* WHAT TO DO *
Locate each line in the records that contains the string "label" and copy those lines.

[Records from a data collection]
_ _ _ _ _

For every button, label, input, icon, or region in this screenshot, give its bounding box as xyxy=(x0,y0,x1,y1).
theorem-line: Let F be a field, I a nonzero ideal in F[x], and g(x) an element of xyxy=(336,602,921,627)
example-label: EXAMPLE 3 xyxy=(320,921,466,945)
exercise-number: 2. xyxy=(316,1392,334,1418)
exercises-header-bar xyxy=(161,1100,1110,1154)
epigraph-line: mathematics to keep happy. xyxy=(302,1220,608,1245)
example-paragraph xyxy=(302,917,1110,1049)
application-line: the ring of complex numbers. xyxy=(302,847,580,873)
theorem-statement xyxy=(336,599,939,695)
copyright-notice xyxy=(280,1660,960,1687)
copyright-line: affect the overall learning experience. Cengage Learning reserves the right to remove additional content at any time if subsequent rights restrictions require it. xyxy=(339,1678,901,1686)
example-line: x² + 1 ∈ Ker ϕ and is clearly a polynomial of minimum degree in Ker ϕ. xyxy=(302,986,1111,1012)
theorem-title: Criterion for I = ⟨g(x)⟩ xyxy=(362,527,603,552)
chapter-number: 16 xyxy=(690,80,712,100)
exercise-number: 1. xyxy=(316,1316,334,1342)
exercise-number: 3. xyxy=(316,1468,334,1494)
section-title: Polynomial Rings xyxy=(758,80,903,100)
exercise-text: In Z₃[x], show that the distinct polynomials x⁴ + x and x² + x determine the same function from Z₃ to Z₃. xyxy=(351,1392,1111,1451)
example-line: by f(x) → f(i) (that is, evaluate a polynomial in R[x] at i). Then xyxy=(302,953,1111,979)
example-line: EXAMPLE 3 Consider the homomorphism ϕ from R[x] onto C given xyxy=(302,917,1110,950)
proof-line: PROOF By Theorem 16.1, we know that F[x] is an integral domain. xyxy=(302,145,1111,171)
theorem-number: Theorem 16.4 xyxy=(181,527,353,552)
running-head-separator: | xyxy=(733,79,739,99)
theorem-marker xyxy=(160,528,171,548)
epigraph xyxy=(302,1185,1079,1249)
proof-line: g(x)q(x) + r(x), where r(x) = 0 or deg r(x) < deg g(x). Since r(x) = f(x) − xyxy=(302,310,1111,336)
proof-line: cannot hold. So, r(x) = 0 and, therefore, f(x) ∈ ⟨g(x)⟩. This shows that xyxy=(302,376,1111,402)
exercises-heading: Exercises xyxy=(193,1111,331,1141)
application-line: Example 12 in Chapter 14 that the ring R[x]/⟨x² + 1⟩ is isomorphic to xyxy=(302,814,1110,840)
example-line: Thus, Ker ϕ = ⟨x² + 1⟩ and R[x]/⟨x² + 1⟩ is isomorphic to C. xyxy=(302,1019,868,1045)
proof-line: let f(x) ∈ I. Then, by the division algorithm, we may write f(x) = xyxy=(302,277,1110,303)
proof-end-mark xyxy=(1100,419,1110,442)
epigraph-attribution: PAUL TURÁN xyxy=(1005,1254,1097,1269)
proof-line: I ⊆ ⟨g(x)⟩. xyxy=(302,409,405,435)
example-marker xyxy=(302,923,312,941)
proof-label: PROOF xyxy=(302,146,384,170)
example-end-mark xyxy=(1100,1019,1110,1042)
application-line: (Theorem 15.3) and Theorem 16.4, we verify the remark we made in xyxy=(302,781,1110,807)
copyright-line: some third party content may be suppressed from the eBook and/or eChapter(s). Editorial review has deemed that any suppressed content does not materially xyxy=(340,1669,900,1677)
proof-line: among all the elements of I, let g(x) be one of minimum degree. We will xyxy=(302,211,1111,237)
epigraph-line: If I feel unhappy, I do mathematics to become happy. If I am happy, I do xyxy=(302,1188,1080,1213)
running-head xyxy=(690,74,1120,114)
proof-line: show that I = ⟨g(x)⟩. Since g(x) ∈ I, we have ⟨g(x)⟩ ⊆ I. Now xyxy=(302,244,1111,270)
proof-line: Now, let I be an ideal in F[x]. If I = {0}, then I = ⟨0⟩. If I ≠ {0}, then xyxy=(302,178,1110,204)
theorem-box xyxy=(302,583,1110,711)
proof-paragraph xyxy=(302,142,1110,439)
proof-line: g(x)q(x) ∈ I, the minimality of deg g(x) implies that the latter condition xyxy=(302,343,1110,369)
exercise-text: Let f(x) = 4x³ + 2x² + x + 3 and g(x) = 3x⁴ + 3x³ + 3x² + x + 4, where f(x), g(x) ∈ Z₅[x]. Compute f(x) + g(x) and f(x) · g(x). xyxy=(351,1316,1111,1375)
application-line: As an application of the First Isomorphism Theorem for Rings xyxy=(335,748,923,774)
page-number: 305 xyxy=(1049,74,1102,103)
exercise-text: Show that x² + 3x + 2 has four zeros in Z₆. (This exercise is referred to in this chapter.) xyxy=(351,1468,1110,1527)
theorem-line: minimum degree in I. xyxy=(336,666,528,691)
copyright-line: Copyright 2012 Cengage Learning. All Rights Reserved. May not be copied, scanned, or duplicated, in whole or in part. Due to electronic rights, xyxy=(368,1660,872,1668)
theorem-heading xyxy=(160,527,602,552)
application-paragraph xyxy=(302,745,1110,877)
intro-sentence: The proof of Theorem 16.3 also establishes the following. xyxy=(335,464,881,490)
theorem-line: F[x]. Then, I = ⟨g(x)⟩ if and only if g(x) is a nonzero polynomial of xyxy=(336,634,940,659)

_ _ _ _ _

* EXERCISE RESPONSE *
For every button, label, input, icon, or region in this screenshot, give its bounding box as xyxy=(x0,y0,x1,y1).
example-label: EXAMPLE 3 xyxy=(320,921,466,945)
proof-label: PROOF xyxy=(302,146,384,170)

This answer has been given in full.